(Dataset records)
* * *
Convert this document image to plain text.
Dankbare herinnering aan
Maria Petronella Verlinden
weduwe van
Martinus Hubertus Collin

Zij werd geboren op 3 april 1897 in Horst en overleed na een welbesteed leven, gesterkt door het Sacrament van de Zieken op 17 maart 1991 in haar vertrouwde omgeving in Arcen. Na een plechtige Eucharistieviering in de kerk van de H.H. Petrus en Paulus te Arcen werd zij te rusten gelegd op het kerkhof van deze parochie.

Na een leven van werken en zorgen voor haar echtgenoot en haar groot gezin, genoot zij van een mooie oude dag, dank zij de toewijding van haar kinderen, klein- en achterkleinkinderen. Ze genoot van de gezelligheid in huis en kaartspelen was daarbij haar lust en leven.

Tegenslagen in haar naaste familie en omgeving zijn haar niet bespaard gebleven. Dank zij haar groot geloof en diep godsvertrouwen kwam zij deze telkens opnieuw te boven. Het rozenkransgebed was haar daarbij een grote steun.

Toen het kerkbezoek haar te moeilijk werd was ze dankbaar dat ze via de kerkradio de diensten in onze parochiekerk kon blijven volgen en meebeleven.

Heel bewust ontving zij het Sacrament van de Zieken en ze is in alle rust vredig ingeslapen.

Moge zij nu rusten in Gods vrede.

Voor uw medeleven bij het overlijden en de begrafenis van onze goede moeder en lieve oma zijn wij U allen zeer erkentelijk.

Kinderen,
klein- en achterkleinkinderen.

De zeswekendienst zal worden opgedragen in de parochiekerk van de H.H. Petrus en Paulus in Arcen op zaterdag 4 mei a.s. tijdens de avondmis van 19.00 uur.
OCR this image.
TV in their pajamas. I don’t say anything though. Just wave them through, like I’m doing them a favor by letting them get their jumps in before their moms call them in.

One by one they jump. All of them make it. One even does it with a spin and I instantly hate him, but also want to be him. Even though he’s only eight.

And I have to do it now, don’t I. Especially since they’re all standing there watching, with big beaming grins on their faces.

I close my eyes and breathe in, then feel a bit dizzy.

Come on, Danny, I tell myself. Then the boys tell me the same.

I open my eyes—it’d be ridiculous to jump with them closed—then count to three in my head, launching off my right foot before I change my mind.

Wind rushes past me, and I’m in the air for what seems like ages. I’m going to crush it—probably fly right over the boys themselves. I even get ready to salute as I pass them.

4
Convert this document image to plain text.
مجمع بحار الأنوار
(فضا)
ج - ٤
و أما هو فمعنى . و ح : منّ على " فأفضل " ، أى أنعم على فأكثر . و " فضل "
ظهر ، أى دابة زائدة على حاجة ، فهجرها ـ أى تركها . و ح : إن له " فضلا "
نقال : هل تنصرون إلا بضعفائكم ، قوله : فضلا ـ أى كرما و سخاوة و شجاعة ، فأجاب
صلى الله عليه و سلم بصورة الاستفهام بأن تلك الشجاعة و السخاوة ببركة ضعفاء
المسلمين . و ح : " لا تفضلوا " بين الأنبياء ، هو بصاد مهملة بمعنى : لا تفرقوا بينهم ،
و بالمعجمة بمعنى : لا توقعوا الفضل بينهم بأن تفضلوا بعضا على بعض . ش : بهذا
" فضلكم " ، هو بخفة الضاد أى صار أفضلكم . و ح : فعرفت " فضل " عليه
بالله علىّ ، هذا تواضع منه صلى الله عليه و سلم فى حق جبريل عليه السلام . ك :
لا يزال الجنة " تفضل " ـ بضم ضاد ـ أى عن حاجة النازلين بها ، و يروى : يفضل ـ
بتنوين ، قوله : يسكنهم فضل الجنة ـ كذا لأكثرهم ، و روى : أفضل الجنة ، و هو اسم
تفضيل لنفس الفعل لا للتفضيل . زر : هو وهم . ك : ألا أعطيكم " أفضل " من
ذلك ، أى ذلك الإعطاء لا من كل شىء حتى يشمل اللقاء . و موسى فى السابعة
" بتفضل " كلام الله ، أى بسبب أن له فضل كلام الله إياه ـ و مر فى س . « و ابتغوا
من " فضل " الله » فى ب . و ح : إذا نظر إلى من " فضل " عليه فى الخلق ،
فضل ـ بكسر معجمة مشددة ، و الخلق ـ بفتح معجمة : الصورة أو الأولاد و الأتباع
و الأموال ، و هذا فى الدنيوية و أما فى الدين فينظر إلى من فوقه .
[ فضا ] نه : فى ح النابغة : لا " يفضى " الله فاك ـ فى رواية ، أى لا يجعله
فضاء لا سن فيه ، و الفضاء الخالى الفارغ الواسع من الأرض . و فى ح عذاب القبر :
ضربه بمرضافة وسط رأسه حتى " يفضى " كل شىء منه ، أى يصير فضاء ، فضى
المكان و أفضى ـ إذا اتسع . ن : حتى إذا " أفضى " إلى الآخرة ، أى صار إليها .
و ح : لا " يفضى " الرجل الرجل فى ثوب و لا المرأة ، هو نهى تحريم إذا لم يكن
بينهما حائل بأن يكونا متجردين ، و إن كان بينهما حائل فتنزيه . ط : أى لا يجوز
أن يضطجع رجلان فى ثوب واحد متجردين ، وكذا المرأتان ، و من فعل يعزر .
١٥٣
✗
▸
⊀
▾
* * *
From the records above, extract everything verbatim.

== PROBLEM SOLUTION ==
Convert this document image to plain text.
Dankbare herinnering aan
Maria Petronella Verlinden
weduwe van
Martinus Hubertus Collin

Zij werd geboren op 3 april 1897 in Horst en overleed na een welbesteed leven, gesterkt door het Sacrament van de Zieken op 17 maart 1991 in haar vertrouwde omgeving in Arcen. Na een plechtige Eucharistieviering in de kerk van de H.H. Petrus en Paulus te Arcen werd zij te rusten gelegd op het kerkhof van deze parochie.

Na een leven van werken en zorgen voor haar echtgenoot en haar groot gezin, genoot zij van een mooie oude dag, dank zij de toewijding van haar kinderen, klein- en achterkleinkinderen. Ze genoot van de gezelligheid in huis en kaartspelen was daarbij haar lust en leven.

Tegenslagen in haar naaste familie en omgeving zijn haar niet bespaard gebleven. Dank zij haar groot geloof en diep godsvertrouwen kwam zij deze telkens opnieuw te boven. Het rozenkransgebed was haar daarbij een grote steun.

Toen het kerkbezoek haar te moeilijk werd was ze dankbaar dat ze via de kerkradio de diensten in onze parochiekerk kon blijven volgen en meebeleven.

Heel bewust ontving zij het Sacrament van de Zieken en ze is in alle rust vredig ingeslapen.

Moge zij nu rusten in Gods vrede.

Voor uw medeleven bij het overlijden en de begrafenis van onze goede moeder en lieve oma zijn wij U allen zeer erkentelijk.

Kinderen,
klein- en achterkleinkinderen.

De zeswekendienst zal worden opgedragen in de parochiekerk van de H.H. Petrus en Paulus in Arcen op zaterdag 4 mei a.s. tijdens de avondmis van 19.00 uur.
OCR this image.
TV in their pajamas. I don’t say anything though. Just wave them through, like I’m doing them a favor by letting them get their jumps in before their moms call them in.

One by one they jump. All of them make it. One even does it with a spin and I instantly hate him, but also want to be him. Even though he’s only eight.

And I have to do it now, don’t I. Especially since they’re all standing there watching, with big beaming grins on their faces.

I close my eyes and breathe in, then feel a bit dizzy.

Come on, Danny, I tell myself. Then the boys tell me the same.

I open my eyes—it’d be ridiculous to jump with them closed—then count to three in my head, launching off my right foot before I change my mind.

Wind rushes past me, and I’m in the air for what seems like ages. I’m going to crush it—probably fly right over the boys themselves. I even get ready to salute as I pass them.

4
Convert this document image to plain text.
مجمع بحار الأنوار
(فضا)
ج - ٤
و أما هو فمعنى . و ح : منّ على " فأفضل " ، أى أنعم على فأكثر . و " فضل "
ظهر ، أى دابة زائدة على حاجة ، فهجرها ـ أى تركها . و ح : إن له " فضلا "
نقال : هل تنصرون إلا بضعفائكم ، قوله : فضلا ـ أى كرما و سخاوة و شجاعة ، فأجاب
صلى الله عليه و سلم بصورة الاستفهام بأن تلك الشجاعة و السخاوة ببركة ضعفاء
المسلمين . و ح : " لا تفضلوا " بين الأنبياء ، هو بصاد مهملة بمعنى : لا تفرقوا بينهم ،
و بالمعجمة بمعنى : لا توقعوا الفضل بينهم بأن تفضلوا بعضا على بعض . ش : بهذا
" فضلكم " ، هو بخفة الضاد أى صار أفضلكم . و ح : فعرفت " فضل " عليه
بالله علىّ ، هذا تواضع منه صلى الله عليه و سلم فى حق جبريل عليه السلام . ك :
لا يزال الجنة " تفضل " ـ بضم ضاد ـ أى عن حاجة النازلين بها ، و يروى : يفضل ـ
بتنوين ، قوله : يسكنهم فضل الجنة ـ كذا لأكثرهم ، و روى : أفضل الجنة ، و هو اسم
تفضيل لنفس الفعل لا للتفضيل . زر : هو وهم . ك : ألا أعطيكم " أفضل " من
ذلك ، أى ذلك الإعطاء لا من كل شىء حتى يشمل اللقاء . و موسى فى السابعة
" بتفضل " كلام الله ، أى بسبب أن له فضل كلام الله إياه ـ و مر فى س . « و ابتغوا
من " فضل " الله » فى ب . و ح : إذا نظر إلى من " فضل " عليه فى الخلق ،
فضل ـ بكسر معجمة مشددة ، و الخلق ـ بفتح معجمة : الصورة أو الأولاد و الأتباع
و الأموال ، و هذا فى الدنيوية و أما فى الدين فينظر إلى من فوقه .
[ فضا ] نه : فى ح النابغة : لا " يفضى " الله فاك ـ فى رواية ، أى لا يجعله
فضاء لا سن فيه ، و الفضاء الخالى الفارغ الواسع من الأرض . و فى ح عذاب القبر :
ضربه بمرضافة وسط رأسه حتى " يفضى " كل شىء منه ، أى يصير فضاء ، فضى
المكان و أفضى ـ إذا اتسع . ن : حتى إذا " أفضى " إلى الآخرة ، أى صار إليها .
و ح : لا " يفضى " الرجل الرجل فى ثوب و لا المرأة ، هو نهى تحريم إذا لم يكن
بينهما حائل بأن يكونا متجردين ، و إن كان بينهما حائل فتنزيه . ط : أى لا يجوز
أن يضطجع رجلان فى ثوب واحد متجردين ، وكذا المرأتان ، و من فعل يعزر .
١٥٣
✗
▸
⊀
▾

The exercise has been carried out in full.